* begin Extracted information *

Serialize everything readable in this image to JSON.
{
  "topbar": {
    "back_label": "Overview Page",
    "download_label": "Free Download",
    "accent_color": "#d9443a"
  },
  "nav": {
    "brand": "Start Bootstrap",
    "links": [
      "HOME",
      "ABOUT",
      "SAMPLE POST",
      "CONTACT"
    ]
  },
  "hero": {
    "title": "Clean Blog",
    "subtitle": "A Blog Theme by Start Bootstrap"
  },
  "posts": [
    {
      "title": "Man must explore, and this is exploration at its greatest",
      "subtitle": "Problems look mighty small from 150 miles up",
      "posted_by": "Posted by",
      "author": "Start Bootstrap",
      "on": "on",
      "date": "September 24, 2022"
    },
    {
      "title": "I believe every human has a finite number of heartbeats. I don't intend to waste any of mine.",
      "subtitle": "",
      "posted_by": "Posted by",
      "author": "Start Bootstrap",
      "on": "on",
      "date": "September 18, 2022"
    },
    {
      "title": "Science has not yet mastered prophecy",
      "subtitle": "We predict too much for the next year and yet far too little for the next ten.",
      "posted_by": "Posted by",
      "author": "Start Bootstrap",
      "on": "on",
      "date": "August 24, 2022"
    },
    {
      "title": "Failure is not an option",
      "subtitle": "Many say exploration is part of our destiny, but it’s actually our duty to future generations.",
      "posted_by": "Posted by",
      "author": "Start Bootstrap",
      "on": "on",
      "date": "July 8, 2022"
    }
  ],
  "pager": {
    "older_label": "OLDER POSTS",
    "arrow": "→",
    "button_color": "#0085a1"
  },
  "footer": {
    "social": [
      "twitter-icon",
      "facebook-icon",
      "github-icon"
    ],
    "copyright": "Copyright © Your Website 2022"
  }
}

* end Extracted information *

[Short exercise]:
Every line above needs to be retyped exactly.

[Written response]:
Serialize everything readable in this image to JSON.
{
  "topbar": {
    "back_label": "Overview Page",
    "download_label": "Free Download",
    "accent_color": "#d9443a"
  },
  "nav": {
    "brand": "Start Bootstrap",
    "links": [
      "HOME",
      "ABOUT",
      "SAMPLE POST",
      "CONTACT"
    ]
  },
  "hero": {
    "title": "Clean Blog",
    "subtitle": "A Blog Theme by Start Bootstrap"
  },
  "posts": [
    {
      "title": "Man must explore, and this is exploration at its greatest",
      "subtitle": "Problems look mighty small from 150 miles up",
      "posted_by": "Posted by",
      "author": "Start Bootstrap",
      "on": "on",
      "date": "September 24, 2022"
    },
    {
      "title": "I believe every human has a finite number of heartbeats. I don't intend to waste any of mine.",
      "subtitle": "",
      "posted_by": "Posted by",
      "author": "Start Bootstrap",
      "on": "on",
      "date": "September 18, 2022"
    },
    {
      "title": "Science has not yet mastered prophecy",
      "subtitle": "We predict too much for the next year and yet far too little for the next ten.",
      "posted_by": "Posted by",
      "author": "Start Bootstrap",
      "on": "on",
      "date": "August 24, 2022"
    },
    {
      "title": "Failure is not an option",
      "subtitle": "Many say exploration is part of our destiny, but it’s actually our duty to future generations.",
      "posted_by": "Posted by",
      "author": "Start Bootstrap",
      "on": "on",
      "date": "July 8, 2022"
    }
  ],
  "pager": {
    "older_label": "OLDER POSTS",
    "arrow": "→",
    "button_color": "#0085a1"
  },
  "footer": {
    "social": [
      "twitter-icon",
      "facebook-icon",
      "github-icon"
    ],
    "copyright": "Copyright © Your Website 2022"
  }
}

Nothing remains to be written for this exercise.